**SOURCE EXCERPT**:
Many of the standard Experience Builder widgets include built-in keyboard navigation support, responsive behavior, and improved focus management compared to older ArcGIS application frameworks. Theme-level controls also allow teams to configure typography, spacing, and color schemes that better support accessibility requirements.

However, accessibility compliance in Experience Builder still depends heavily on implementation decisions made during configuration and customization.

For example, accessibility issues commonly occur when organizations:

introduce overly complex layouts
use excessive floating panels or nested widgets
embed inaccessible third-party components
apply custom branding with poor color contrast
develop custom widgets without keyboard or screen-reader support

Custom Experience Builder widgets deserve particular attention. While the framework itself provides many accessibility improvements, custom React-based widgets can easily introduce WCAG compliance issues if they are not built using semantic HTML, proper ARIA labeling, and accessible interaction patterns.

In practice, some of the most effective accessibility strategies for Experience Builder applications are actually UX decisions rather than technical fixes. Keeping workflows simple, limiting unnecessary interactions, maintaining consistent navigation, and reducing interface clutter can significantly improve accessibility outcomes.

Organizations should also validate all Experience Builder applications through manual testing. Even when using standard Esri widgets, every configured workflow should be tested using keyboard-only navigation and screen readers to ensure the final user experience behaves as expected.

Screenshot of the ArcGIS Experience Builder interface showcasing features for building accessible and responsive layouts, including a widget library, design tools, and configuration options. — Standardized Experience Builder widgets can accelerate accessible application development when implemented correctly.

Implement Accessible Mapping Workflows

Not all users interact with maps visually.

Accessible GIS applications should provide alternative methods for accessing spatial information.

**BRIEF A**:
Recast the part of the entries that opens with the line containing "Patent image size: (420, 403)." and closes with the line containing "The fiber 28 is at (270, 125)." as a numbered list, including both of those lines and leaving out blank lines.
**BRIEF B**:
Carry on the passage on accessibility in Experience Builder from the point where it stops.
The entries have no connection to the passage on accessibility in Experience Builder.

**INPUT DATA**:
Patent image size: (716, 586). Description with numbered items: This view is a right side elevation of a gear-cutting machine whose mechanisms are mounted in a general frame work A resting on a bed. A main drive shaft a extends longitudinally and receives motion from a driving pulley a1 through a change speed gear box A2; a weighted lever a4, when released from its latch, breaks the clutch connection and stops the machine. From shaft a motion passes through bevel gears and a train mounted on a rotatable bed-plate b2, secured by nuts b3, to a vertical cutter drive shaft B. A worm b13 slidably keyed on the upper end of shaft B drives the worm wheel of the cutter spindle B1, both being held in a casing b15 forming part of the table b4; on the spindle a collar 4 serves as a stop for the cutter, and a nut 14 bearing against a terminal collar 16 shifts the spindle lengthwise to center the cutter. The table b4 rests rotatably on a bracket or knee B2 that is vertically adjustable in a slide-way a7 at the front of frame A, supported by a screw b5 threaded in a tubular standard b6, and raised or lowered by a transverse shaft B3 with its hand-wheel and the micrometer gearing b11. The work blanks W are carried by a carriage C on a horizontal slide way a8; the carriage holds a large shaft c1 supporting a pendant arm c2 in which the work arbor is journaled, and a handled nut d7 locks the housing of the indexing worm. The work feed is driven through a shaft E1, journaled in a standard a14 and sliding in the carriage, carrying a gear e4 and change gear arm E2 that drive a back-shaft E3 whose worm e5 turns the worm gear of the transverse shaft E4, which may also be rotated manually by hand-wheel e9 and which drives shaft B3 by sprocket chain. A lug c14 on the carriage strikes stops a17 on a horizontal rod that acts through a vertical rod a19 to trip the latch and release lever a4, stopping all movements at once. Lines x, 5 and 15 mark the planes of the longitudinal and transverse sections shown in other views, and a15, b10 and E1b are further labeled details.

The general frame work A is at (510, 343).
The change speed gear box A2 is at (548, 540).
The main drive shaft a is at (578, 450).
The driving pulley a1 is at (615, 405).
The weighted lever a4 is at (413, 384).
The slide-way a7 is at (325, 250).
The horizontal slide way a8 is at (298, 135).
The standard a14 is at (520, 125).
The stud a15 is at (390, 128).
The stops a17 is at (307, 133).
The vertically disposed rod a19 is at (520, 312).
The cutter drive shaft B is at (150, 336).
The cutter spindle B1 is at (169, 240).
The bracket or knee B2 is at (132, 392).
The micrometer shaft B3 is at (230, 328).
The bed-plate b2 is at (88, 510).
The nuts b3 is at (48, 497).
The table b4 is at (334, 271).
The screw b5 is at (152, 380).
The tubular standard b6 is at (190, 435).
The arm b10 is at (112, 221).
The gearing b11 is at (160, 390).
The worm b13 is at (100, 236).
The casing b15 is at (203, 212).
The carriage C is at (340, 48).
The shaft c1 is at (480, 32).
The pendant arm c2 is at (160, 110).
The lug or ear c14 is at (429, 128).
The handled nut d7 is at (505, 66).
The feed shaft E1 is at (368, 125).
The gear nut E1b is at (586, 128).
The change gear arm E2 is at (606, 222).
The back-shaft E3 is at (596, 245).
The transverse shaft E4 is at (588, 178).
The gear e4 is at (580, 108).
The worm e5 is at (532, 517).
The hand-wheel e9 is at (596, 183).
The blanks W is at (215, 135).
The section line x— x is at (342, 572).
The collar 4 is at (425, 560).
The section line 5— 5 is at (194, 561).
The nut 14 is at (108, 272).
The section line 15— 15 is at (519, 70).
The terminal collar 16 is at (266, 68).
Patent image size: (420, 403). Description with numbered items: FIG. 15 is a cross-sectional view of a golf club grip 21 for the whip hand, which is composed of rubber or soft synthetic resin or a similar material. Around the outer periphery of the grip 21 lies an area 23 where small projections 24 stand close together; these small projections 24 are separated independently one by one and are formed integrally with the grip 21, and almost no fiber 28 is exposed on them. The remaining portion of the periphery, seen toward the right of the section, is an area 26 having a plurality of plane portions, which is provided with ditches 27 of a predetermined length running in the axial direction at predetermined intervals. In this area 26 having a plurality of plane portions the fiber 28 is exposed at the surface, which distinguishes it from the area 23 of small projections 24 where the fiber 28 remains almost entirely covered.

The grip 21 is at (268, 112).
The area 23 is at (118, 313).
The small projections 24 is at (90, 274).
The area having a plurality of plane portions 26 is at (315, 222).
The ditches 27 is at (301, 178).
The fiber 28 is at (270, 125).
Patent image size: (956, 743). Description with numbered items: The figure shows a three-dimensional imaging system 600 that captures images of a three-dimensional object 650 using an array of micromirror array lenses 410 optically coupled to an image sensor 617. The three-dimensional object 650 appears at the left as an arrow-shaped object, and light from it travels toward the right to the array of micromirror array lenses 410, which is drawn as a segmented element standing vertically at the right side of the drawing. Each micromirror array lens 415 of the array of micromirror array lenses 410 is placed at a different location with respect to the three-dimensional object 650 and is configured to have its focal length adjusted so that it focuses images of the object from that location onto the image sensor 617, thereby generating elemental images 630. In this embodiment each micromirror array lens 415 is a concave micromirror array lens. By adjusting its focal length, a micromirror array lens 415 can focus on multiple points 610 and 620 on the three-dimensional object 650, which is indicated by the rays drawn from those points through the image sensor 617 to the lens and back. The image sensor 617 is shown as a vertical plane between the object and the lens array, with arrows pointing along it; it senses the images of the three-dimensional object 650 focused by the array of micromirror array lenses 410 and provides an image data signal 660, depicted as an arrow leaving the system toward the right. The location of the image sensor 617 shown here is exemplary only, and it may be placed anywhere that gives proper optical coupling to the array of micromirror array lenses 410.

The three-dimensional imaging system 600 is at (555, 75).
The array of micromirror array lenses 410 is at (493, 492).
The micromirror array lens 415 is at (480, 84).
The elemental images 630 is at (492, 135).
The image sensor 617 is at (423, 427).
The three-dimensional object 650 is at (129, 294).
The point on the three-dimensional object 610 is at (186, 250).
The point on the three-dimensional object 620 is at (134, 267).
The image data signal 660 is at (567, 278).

**WRITTEN ANSWER A**:
1. Patent image size: (420, 403). Description with numbered items: FIG. 15 is a cross-sectional view of a golf club grip 21 for the whip hand, which is composed of rubber or soft synthetic resin or a similar material. Around the outer periphery of the grip 21 lies an area 23 where small projections 24 stand close together; these small projections 24 are separated independently one by one and are formed integrally with the grip 21, and almost no fiber 28 is exposed on them. The remaining portion of the periphery, seen toward the right of the section, is an area 26 having a plurality of plane portions, which is provided with ditches 27 of a predetermined length running in the axial direction at predetermined intervals. In this area 26 having a plurality of plane portions the fiber 28 is exposed at the surface, which distinguishes it from the area 23 of small projections 24 where the fiber 28 remains almost entirely covered.
2. The grip 21 is at (268, 112).
3. The area 23 is at (118, 313).
4. The small projections 24 is at (90, 274).
5. The area having a plurality of plane portions 26 is at (315, 222).
6. The ditches 27 is at (301, 178).
7. The fiber 28 is at (270, 125).

**WRITTEN ANSWER B**:
Recommended Alternatives

Search-first workflows
Accessible table and list views
Downloadable reports
Text summaries for spatial results
Accessible legends and layer descriptions
Non-map navigation options

For example:

A parcel viewer should allow users to search for parcels and review results in an accessible tabular format instead of relying exclusively on map interaction.

Synchronized map and accessible data table interface showcasing community infrastructure assets in Northview, including options to filter and find data, with features for improved accessibility and usability. — Accessible GIS applications should provide non-map alternatives for critical workflows and data exploration.

Accessibility Implementation in ArcGIS Maps SDK for JavaScript

ArcGIS Maps SDK for JavaScript provides significantly greater flexibility for building custom GIS applications, but it also introduces greater accessibility responsibility for development teams.

Unlike low-code platforms such as Experience Builder, custom JavaScript SDK applications require teams to directly implement and validate many accessibility behaviors themselves. While the SDK includes accessibility improvements such as keyboard navigation support, accessible zoom controls, reduced motion support, and enhancements for screen-reader compatibility, achieving WCAG 2.2 AA compliance still depends heavily on frontend engineering practices.

One of the most important considerations when building custom ArcGIS JavaScript applications is the use of semantic HTML structure. Custom interfaces should use proper headings, landmarks, buttons, labels, and navigation regions so assistive technologies can accurately interpret the application structure.

ARIA implementation is also commonly required for dynamic GIS workflows. Custom map widgets, expandable panels, dialogs, and data filtering interfaces often require additional ARIA attributes and live-region announcements so screen readers can communicate changes to users effectively.

Focus management is another critical area that is frequently overlooked in custom GIS applications. Applications should preserve logical focus flow, avoid keyboard traps, return focus appropriately after dialogs close, and ensure popups are keyboard accessible.

Map symbology and visualization design also play an important role in accessibility compliance. GIS applications should avoid relying exclusively on color differences or visual density to communicate information. Patterns, labels, icons, and textual descriptions should be incorporated whenever possible to provide alternative methods of interpretation.

Another important best practice is providing alternative workflows for map-based interactions. Critical business functions should never depend solely on clicking map features. Users should also be able to search, filter, browse, and review information through accessible forms, lists, and tabular interfaces.

Ultimately, accessible ArcGIS JavaScript applications require close collaboration between UX designers, frontend developers, GIS analysts, and QA teams. Accessibility cannot be isolated to a single implementation phase or technical role.

Diagram illustrating the Accessible ArcGIS JavaScript SDK Application Architecture, detailing layers such as UI Layer, Accessible Components, ArcGIS JS SDK Layer, Data Services Layer, and guidelines for accessibility features like Semantic HTML, ARIA, and Keyboard Navigation. — Accessibility in custom ArcGIS JavaScript SDK applications requires coordination across UX, frontend engineering, and GIS implementation.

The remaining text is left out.